* BEGIN *
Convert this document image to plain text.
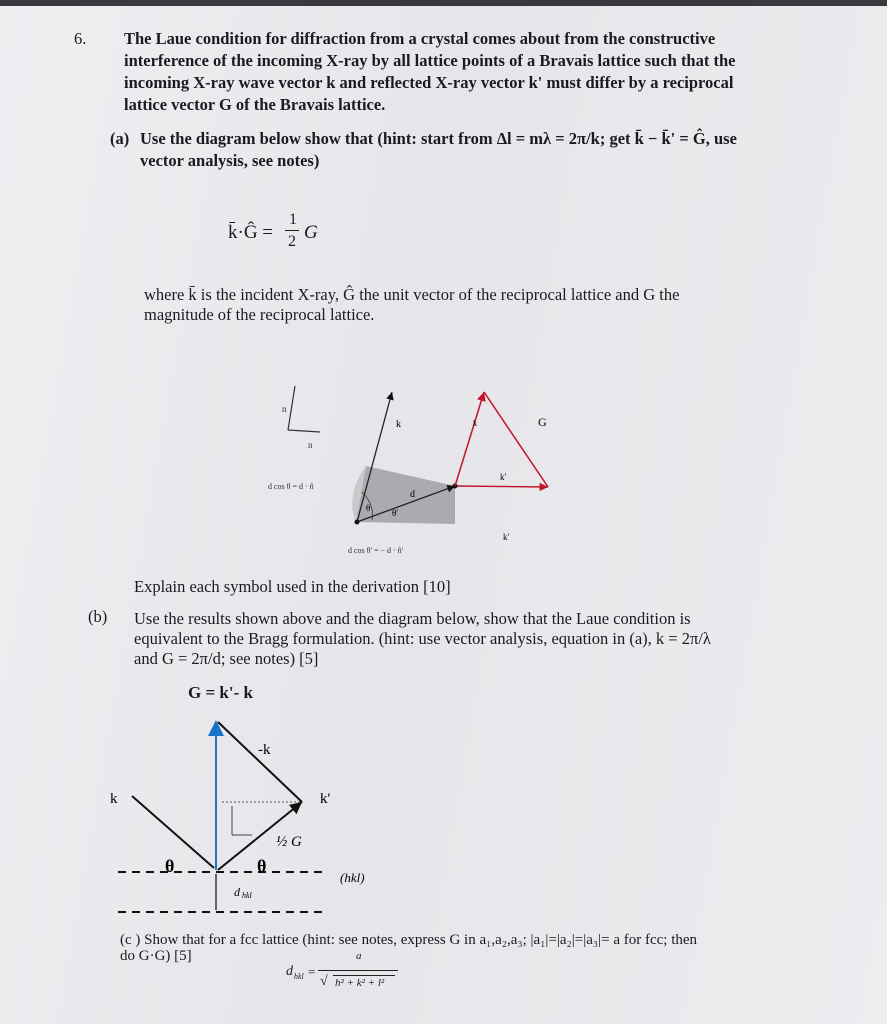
6. The Laue condition for diffraction from a crystal comes about from the constructive
interference of the incoming X-ray by all lattice points of a Bravais lattice such that the
incoming X-ray wave vector k and reflected X-ray vector k' must differ by a reciprocal
lattice vector G of the Bravais lattice.
(a) Use the diagram below show that (hint: start from Δl = mλ = 2π/k; get k̄ − k̄' = Ĝ, use
vector analysis, see notes)
k̄·Ĝ =
1
2 G
where k̄ is the incident X-ray, Ĝ the unit vector of the reciprocal lattice and G the
magnitude of the reciprocal lattice.
n
n
k
d
θ θ'
k'
k	G
k'
d cos θ = d · n̂
d cos θ' = − d · n̂'
Explain each symbol used in the derivation [10]
(b) Use the results shown above and the diagram below, show that the Laue condition is
equivalent to the Bragg formulation. (hint: use vector analysis, equation in (a), k = 2π/λ
and G = 2π/d; see notes) [5]
G = k'- k
-k
k	k'
½ G
θ	θ
(hkl)
d hkl
(c ) Show that for a fcc lattice (hint: see notes, express G in a₁,a₂,a₃; |a₁|=|a₂|=|a₃|= a for fcc; then
do G·G) [5]
d hkl =
a
√ h² + k² + l²
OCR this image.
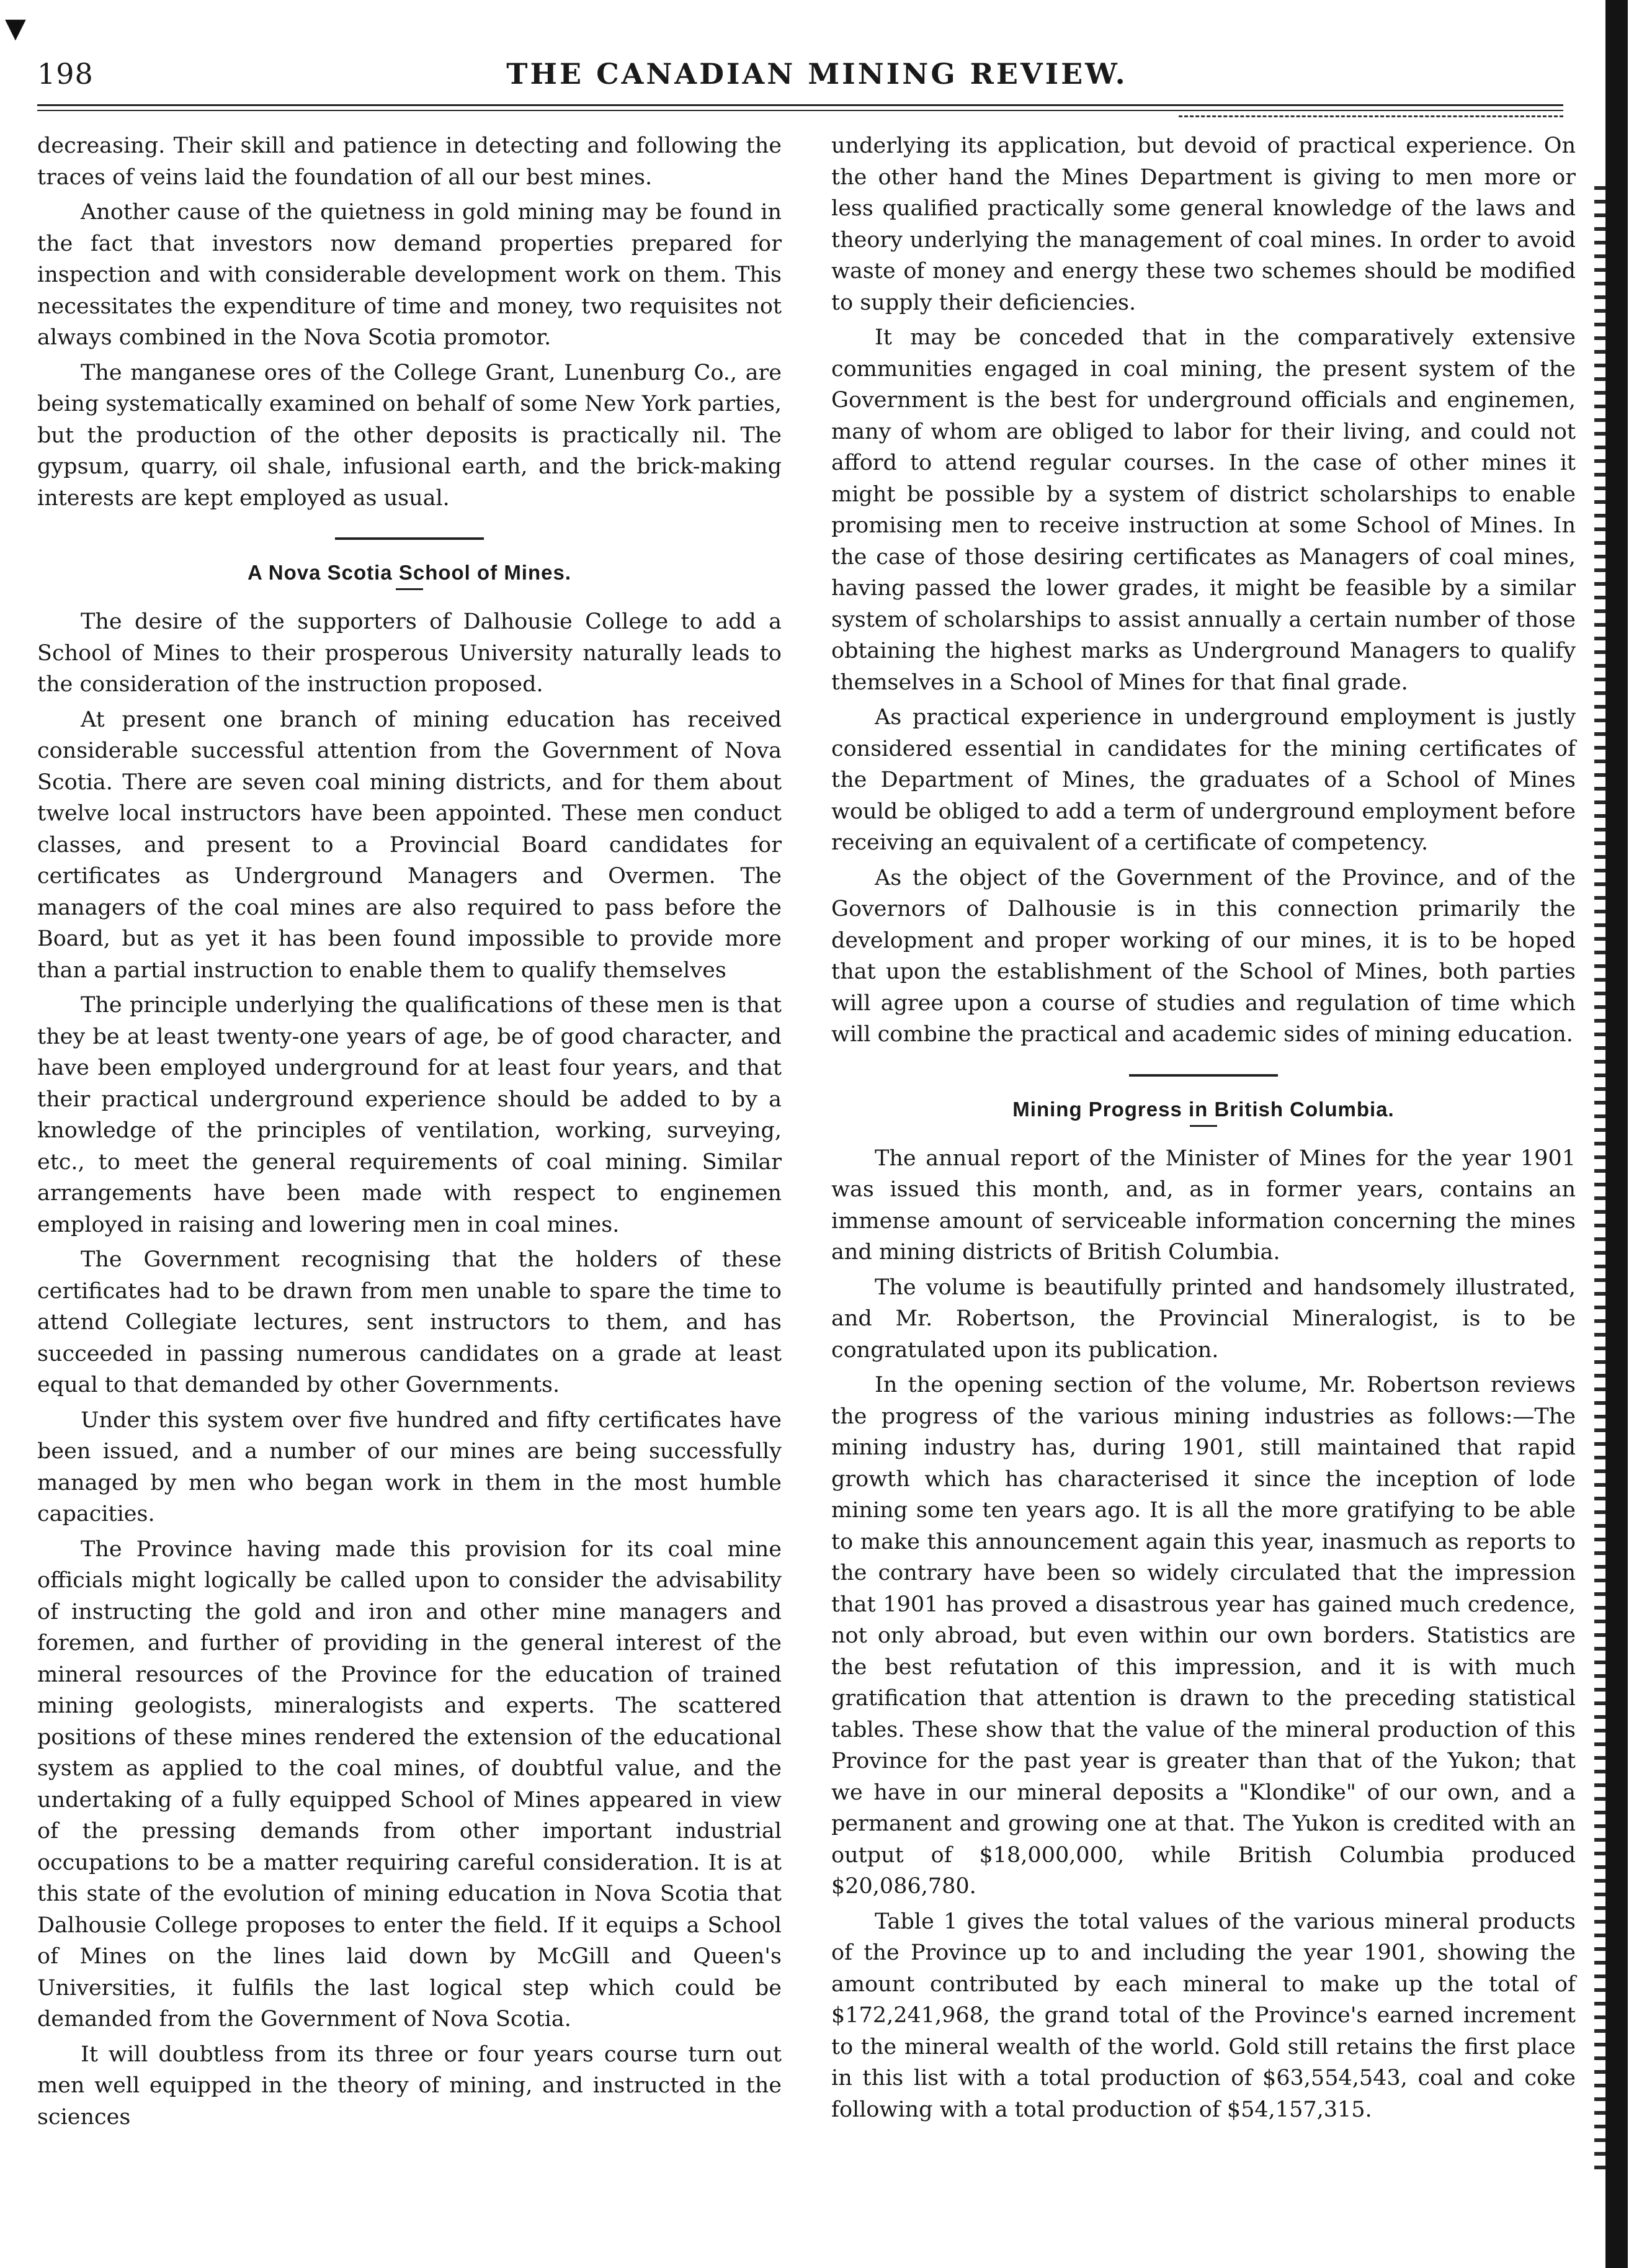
▼
198	THE CANADIAN MINING REVIEW.

decreasing. Their skill and patience in detecting and following the traces of veins laid the foundation of all our best mines.

Another cause of the quietness in gold mining may be found in the fact that investors now demand properties prepared for inspection and with considerable development work on them. This necessitates the expenditure of time and money, two requisites not always combined in the Nova Scotia promotor.

The manganese ores of the College Grant, Lunenburg Co., are being systematically examined on behalf of some New York parties, but the production of the other deposits is practically nil. The gypsum, quarry, oil shale, infusional earth, and the brick-making interests are kept employed as usual.

A Nova Scotia School of Mines.

The desire of the supporters of Dalhousie College to add a School of Mines to their prosperous University naturally leads to the consideration of the instruction proposed.

At present one branch of mining education has received considerable successful attention from the Government of Nova Scotia. There are seven coal mining districts, and for them about twelve local instructors have been appointed. These men conduct classes, and present to a Provincial Board candidates for certificates as Underground Managers and Overmen. The managers of the coal mines are also required to pass before the Board, but as yet it has been found impossible to provide more than a partial instruction to enable them to qualify themselves

The principle underlying the qualifications of these men is that they be at least twenty-one years of age, be of good character, and have been employed underground for at least four years, and that their practical underground experience should be added to by a knowledge of the principles of ventilation, working, surveying, etc., to meet the general requirements of coal mining. Similar arrangements have been made with respect to enginemen employed in raising and lowering men in coal mines.

The Government recognising that the holders of these certificates had to be drawn from men unable to spare the time to attend Collegiate lectures, sent instructors to them, and has succeeded in passing numerous candidates on a grade at least equal to that demanded by other Governments.

Under this system over five hundred and fifty certificates have been issued, and a number of our mines are being successfully managed by men who began work in them in the most humble capacities.

The Province having made this provision for its coal mine officials might logically be called upon to consider the advisability of instructing the gold and iron and other mine managers and foremen, and further of providing in the general interest of the mineral resources of the Province for the education of trained mining geologists, mineralogists and experts. The scattered positions of these mines rendered the extension of the educational system as applied to the coal mines, of doubtful value, and the undertaking of a fully equipped School of Mines appeared in view of the pressing demands from other important industrial occupations to be a matter requiring careful consideration. It is at this state of the evolution of mining education in Nova Scotia that Dalhousie College proposes to enter the field. If it equips a School of Mines on the lines laid down by McGill and Queen's Universities, it fulfils the last logical step which could be demanded from the Government of Nova Scotia.

It will doubtless from its three or four years course turn out men well equipped in the theory of mining, and instructed in the sciences

underlying its application, but devoid of practical experience. On the other hand the Mines Department is giving to men more or less qualified practically some general knowledge of the laws and theory underlying the management of coal mines. In order to avoid waste of money and energy these two schemes should be modified to supply their deficiencies.

It may be conceded that in the comparatively extensive communities engaged in coal mining, the present system of the Government is the best for underground officials and enginemen, many of whom are obliged to labor for their living, and could not afford to attend regular courses. In the case of other mines it might be possible by a system of district scholarships to enable promising men to receive instruction at some School of Mines. In the case of those desiring certificates as Managers of coal mines, having passed the lower grades, it might be feasible by a similar system of scholarships to assist annually a certain number of those obtaining the highest marks as Underground Managers to qualify themselves in a School of Mines for that final grade.

As practical experience in underground employment is justly considered essential in candidates for the mining certificates of the Department of Mines, the graduates of a School of Mines would be obliged to add a term of underground employment before receiving an equivalent of a certificate of competency.

As the object of the Government of the Province, and of the Governors of Dalhousie is in this connection primarily the development and proper working of our mines, it is to be hoped that upon the establishment of the School of Mines, both parties will agree upon a course of studies and regulation of time which will combine the practical and academic sides of mining education.

Mining Progress in British Columbia.

The annual report of the Minister of Mines for the year 1901 was issued this month, and, as in former years, contains an immense amount of serviceable information concerning the mines and mining districts of British Columbia.

The volume is beautifully printed and handsomely illustrated, and Mr. Robertson, the Provincial Mineralogist, is to be congratulated upon its publication.

In the opening section of the volume, Mr. Robertson reviews the progress of the various mining industries as follows:—The mining industry has, during 1901, still maintained that rapid growth which has characterised it since the inception of lode mining some ten years ago. It is all the more gratifying to be able to make this announcement again this year, inasmuch as reports to the contrary have been so widely circulated that the impression that 1901 has proved a disastrous year has gained much credence, not only abroad, but even within our own borders. Statistics are the best refutation of this impression, and it is with much gratification that attention is drawn to the preceding statistical tables. These show that the value of the mineral production of this Province for the past year is greater than that of the Yukon; that we have in our mineral deposits a "Klondike" of our own, and a permanent and growing one at that. The Yukon is credited with an output of $18,000,000, while British Columbia produced $20,086,780.

Table 1 gives the total values of the various mineral products of the Province up to and including the year 1901, showing the amount contributed by each mineral to make up the total of $172,241,968, the grand total of the Province's earned increment to the mineral wealth of the world. Gold still retains the first place in this list with a total production of $63,554,543, coal and coke following with a total production of $54,157,315.
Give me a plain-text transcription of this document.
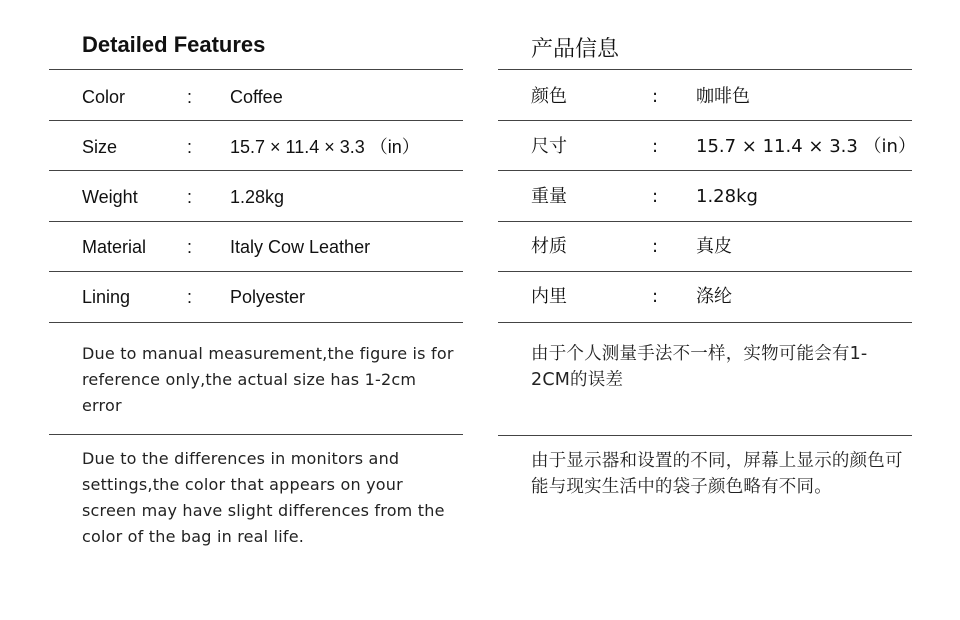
Detailed Features
Color	: Coffee
Size	: 15.7 × 11.4 × 3.3 （in）
Weight	: 1.28kg
Material : Italy Cow Leather
Lining	: Polyester
Due to manual measurement,the figure is for reference only,the actual size has 1-2cm error
Due to the differences in monitors and settings,the color that appears on your screen may have slight differences from the color of the bag in real life.
产品信息
颜色	: 咖啡色
尺寸	: 15.7 × 11.4 × 3.3 （in）
重量	: 1.28kg
材质	: 真皮
内里	: 涤纶
由于个人测量手法不一样，实物可能会有1-2CM的误差
由于显示器和设置的不同，屏幕上显示的颜色可能与现实生活中的袋子颜色略有不同。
* END *
- _TASK TO CARRY OUT_
Look through the entries and work out how many lines have the word "hint" in them; reply with that number only.

- _TASK SOLUTION_
3